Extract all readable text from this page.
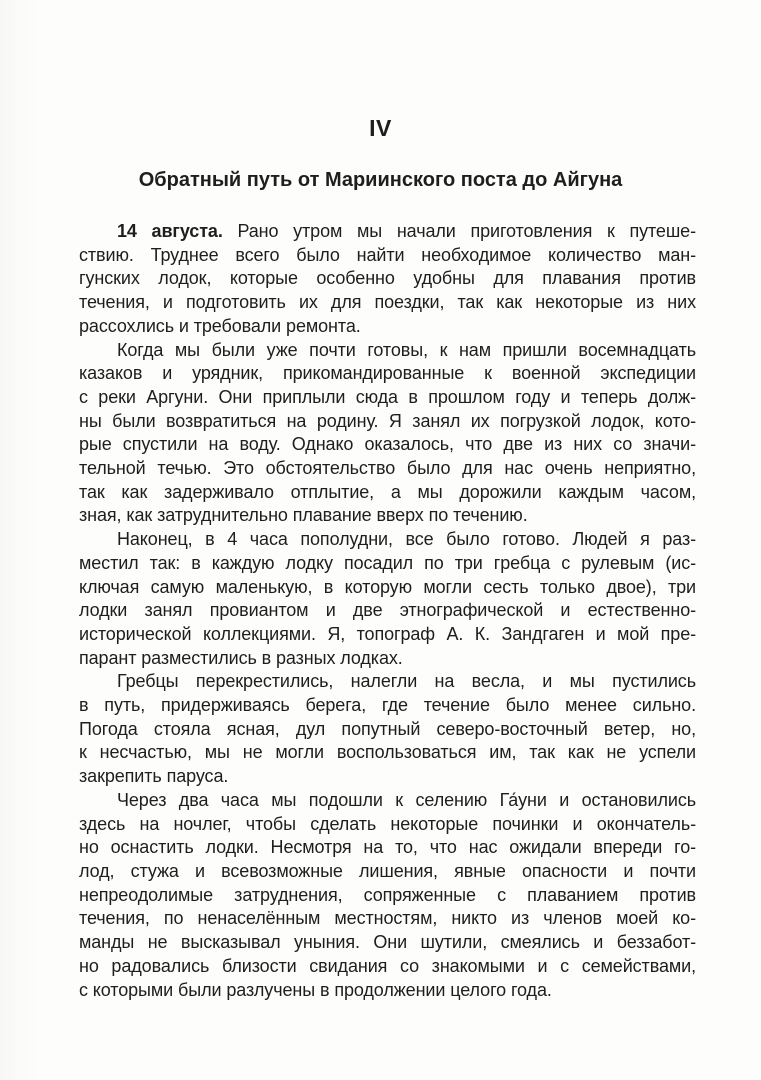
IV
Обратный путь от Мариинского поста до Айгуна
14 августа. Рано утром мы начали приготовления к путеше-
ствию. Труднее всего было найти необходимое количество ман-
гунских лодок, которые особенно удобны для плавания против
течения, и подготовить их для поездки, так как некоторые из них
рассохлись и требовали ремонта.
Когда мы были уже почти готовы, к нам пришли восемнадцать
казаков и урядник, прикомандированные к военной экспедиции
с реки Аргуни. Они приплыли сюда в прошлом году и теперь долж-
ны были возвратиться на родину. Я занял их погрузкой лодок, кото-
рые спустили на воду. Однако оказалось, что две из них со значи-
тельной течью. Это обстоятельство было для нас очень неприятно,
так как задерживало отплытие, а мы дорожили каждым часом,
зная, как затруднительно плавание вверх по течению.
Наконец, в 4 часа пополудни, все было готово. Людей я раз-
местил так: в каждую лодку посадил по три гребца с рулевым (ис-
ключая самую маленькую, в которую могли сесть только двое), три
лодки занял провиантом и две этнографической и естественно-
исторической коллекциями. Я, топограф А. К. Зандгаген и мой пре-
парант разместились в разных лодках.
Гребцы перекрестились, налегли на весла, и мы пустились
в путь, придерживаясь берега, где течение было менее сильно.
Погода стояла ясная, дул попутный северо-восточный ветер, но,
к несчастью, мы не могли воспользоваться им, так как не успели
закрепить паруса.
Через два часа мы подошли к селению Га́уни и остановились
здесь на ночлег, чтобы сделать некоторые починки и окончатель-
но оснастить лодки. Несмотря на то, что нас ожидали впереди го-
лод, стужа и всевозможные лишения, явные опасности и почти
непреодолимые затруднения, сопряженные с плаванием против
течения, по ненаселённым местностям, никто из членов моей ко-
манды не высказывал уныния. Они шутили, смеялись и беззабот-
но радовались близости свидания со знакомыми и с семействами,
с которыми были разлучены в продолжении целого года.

What to produce: List every line above containing the word "против".

Full answer:
гунских лодок, которые особенно удобны для плавания против
непреодолимые затруднения, сопряженные с плаванием против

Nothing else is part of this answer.